Description of the task: Set every record down verbatim and omit the pictures.
-- Begin --
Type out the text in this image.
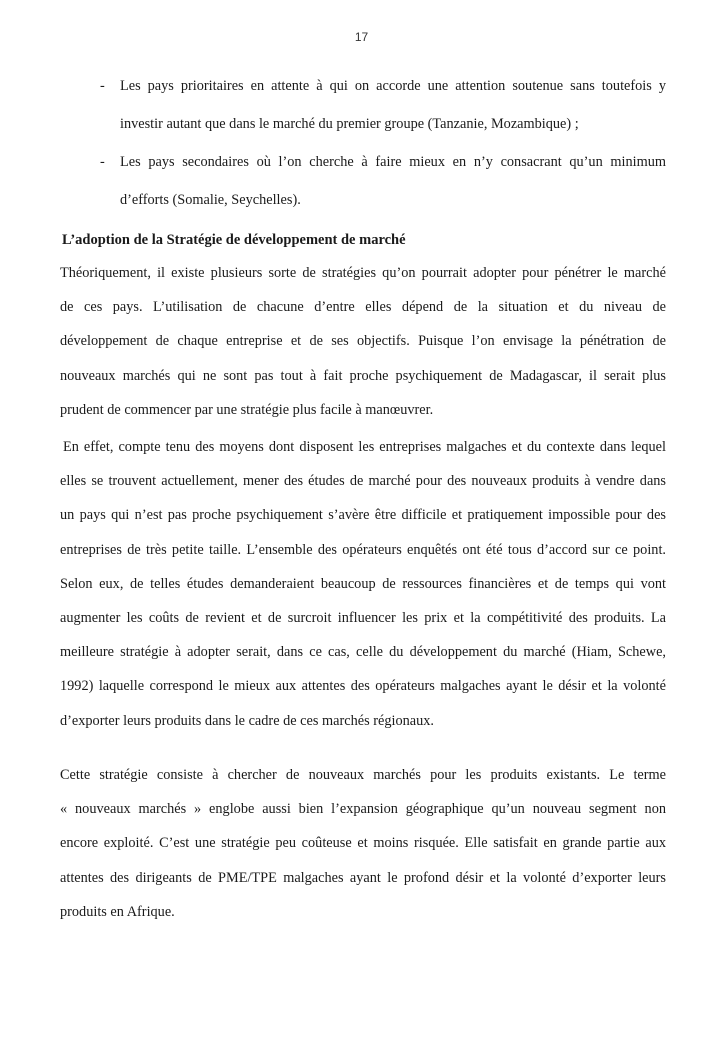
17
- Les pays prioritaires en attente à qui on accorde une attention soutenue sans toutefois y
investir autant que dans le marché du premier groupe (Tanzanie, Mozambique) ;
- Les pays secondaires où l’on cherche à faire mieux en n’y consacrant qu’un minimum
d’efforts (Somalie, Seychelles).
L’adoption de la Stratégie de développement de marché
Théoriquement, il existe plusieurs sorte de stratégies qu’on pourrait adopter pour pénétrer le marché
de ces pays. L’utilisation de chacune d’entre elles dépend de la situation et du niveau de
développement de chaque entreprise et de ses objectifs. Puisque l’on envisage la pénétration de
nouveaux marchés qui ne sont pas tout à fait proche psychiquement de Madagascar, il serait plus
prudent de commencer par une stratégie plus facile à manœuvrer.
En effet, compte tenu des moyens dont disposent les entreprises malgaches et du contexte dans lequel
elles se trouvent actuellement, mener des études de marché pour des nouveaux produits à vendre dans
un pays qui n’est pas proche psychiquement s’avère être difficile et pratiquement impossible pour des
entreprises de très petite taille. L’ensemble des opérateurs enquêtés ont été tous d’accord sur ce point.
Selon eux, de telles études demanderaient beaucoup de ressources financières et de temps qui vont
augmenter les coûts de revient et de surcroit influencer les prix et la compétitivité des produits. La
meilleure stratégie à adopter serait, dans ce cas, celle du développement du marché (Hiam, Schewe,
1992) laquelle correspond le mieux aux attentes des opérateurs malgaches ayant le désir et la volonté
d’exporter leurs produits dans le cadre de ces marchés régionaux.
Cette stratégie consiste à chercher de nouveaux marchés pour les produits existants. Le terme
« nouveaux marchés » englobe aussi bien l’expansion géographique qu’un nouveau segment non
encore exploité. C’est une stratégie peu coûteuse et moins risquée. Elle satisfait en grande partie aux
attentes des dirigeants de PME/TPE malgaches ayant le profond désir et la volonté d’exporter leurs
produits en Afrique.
-- End --
Task solution:
Type out the text in this image.
17
- Les pays prioritaires en attente à qui on accorde une attention soutenue sans toutefois y
investir autant que dans le marché du premier groupe (Tanzanie, Mozambique) ;
- Les pays secondaires où l’on cherche à faire mieux en n’y consacrant qu’un minimum
d’efforts (Somalie, Seychelles).
L’adoption de la Stratégie de développement de marché
Théoriquement, il existe plusieurs sorte de stratégies qu’on pourrait adopter pour pénétrer le marché
de ces pays. L’utilisation de chacune d’entre elles dépend de la situation et du niveau de
développement de chaque entreprise et de ses objectifs. Puisque l’on envisage la pénétration de
nouveaux marchés qui ne sont pas tout à fait proche psychiquement de Madagascar, il serait plus
prudent de commencer par une stratégie plus facile à manœuvrer.
En effet, compte tenu des moyens dont disposent les entreprises malgaches et du contexte dans lequel
elles se trouvent actuellement, mener des études de marché pour des nouveaux produits à vendre dans
un pays qui n’est pas proche psychiquement s’avère être difficile et pratiquement impossible pour des
entreprises de très petite taille. L’ensemble des opérateurs enquêtés ont été tous d’accord sur ce point.
Selon eux, de telles études demanderaient beaucoup de ressources financières et de temps qui vont
augmenter les coûts de revient et de surcroit influencer les prix et la compétitivité des produits. La
meilleure stratégie à adopter serait, dans ce cas, celle du développement du marché (Hiam, Schewe,
1992) laquelle correspond le mieux aux attentes des opérateurs malgaches ayant le désir et la volonté
d’exporter leurs produits dans le cadre de ces marchés régionaux.
Cette stratégie consiste à chercher de nouveaux marchés pour les produits existants. Le terme
« nouveaux marchés » englobe aussi bien l’expansion géographique qu’un nouveau segment non
encore exploité. C’est une stratégie peu coûteuse et moins risquée. Elle satisfait en grande partie aux
attentes des dirigeants de PME/TPE malgaches ayant le profond désir et la volonté d’exporter leurs
produits en Afrique.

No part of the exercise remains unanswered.